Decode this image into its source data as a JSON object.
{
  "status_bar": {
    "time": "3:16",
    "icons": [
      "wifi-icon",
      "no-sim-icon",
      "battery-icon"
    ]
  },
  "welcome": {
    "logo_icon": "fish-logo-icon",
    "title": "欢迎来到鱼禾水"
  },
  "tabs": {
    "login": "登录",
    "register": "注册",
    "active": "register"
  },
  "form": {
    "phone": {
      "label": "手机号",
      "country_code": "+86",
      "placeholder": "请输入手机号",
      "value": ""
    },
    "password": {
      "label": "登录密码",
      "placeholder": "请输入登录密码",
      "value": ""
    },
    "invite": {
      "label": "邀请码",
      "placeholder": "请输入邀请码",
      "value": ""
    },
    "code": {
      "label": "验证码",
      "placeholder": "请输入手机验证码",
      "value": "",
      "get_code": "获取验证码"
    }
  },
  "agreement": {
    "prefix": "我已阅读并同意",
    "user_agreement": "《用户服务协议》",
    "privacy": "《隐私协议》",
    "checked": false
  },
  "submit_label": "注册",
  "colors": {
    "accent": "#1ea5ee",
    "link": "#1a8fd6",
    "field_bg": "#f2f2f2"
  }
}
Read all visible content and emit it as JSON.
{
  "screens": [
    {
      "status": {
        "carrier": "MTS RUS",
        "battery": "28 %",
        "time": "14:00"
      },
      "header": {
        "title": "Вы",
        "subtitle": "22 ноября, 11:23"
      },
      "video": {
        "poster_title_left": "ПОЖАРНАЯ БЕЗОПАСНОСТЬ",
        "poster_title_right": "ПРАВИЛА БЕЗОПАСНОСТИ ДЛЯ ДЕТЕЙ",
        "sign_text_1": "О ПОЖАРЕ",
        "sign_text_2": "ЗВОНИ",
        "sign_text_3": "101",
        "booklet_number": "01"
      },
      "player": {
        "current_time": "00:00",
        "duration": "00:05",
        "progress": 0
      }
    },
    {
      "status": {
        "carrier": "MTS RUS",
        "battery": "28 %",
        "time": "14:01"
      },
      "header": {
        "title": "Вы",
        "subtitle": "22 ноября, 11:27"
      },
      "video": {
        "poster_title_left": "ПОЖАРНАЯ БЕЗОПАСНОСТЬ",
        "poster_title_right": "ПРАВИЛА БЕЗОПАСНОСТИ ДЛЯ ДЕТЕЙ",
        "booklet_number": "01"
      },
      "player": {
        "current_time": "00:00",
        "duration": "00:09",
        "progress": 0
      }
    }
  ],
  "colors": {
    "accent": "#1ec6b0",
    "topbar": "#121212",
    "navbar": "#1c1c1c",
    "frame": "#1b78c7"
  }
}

-.-.-

Reproduce each line of the material above precisely.

- Solution -
Decode this image into its source data as a JSON object.
{
  "status_bar": {
    "time": "3:16",
    "icons": [
      "wifi-icon",
      "no-sim-icon",
      "battery-icon"
    ]
  },
  "welcome": {
    "logo_icon": "fish-logo-icon",
    "title": "欢迎来到鱼禾水"
  },
  "tabs": {
    "login": "登录",
    "register": "注册",
    "active": "register"
  },
  "form": {
    "phone": {
      "label": "手机号",
      "country_code": "+86",
      "placeholder": "请输入手机号",
      "value": ""
    },
    "password": {
      "label": "登录密码",
      "placeholder": "请输入登录密码",
      "value": ""
    },
    "invite": {
      "label": "邀请码",
      "placeholder": "请输入邀请码",
      "value": ""
    },
    "code": {
      "label": "验证码",
      "placeholder": "请输入手机验证码",
      "value": "",
      "get_code": "获取验证码"
    }
  },
  "agreement": {
    "prefix": "我已阅读并同意",
    "user_agreement": "《用户服务协议》",
    "privacy": "《隐私协议》",
    "checked": false
  },
  "submit_label": "注册",
  "colors": {
    "accent": "#1ea5ee",
    "link": "#1a8fd6",
    "field_bg": "#f2f2f2"
  }
}
Read all visible content and emit it as JSON.
{
  "screens": [
    {
      "status": {
        "carrier": "MTS RUS",
        "battery": "28 %",
        "time": "14:00"
      },
      "header": {
        "title": "Вы",
        "subtitle": "22 ноября, 11:23"
      },
      "video": {
        "poster_title_left": "ПОЖАРНАЯ БЕЗОПАСНОСТЬ",
        "poster_title_right": "ПРАВИЛА БЕЗОПАСНОСТИ ДЛЯ ДЕТЕЙ",
        "sign_text_1": "О ПОЖАРЕ",
        "sign_text_2": "ЗВОНИ",
        "sign_text_3": "101",
        "booklet_number": "01"
      },
      "player": {
        "current_time": "00:00",
        "duration": "00:05",
        "progress": 0
      }
    },
    {
      "status": {
        "carrier": "MTS RUS",
        "battery": "28 %",
        "time": "14:01"
      },
      "header": {
        "title": "Вы",
        "subtitle": "22 ноября, 11:27"
      },
      "video": {
        "poster_title_left": "ПОЖАРНАЯ БЕЗОПАСНОСТЬ",
        "poster_title_right": "ПРАВИЛА БЕЗОПАСНОСТИ ДЛЯ ДЕТЕЙ",
        "booklet_number": "01"
      },
      "player": {
        "current_time": "00:00",
        "duration": "00:09",
        "progress": 0
      }
    }
  ],
  "colors": {
    "accent": "#1ec6b0",
    "topbar": "#121212",
    "navbar": "#1c1c1c",
    "frame": "#1b78c7"
  }
}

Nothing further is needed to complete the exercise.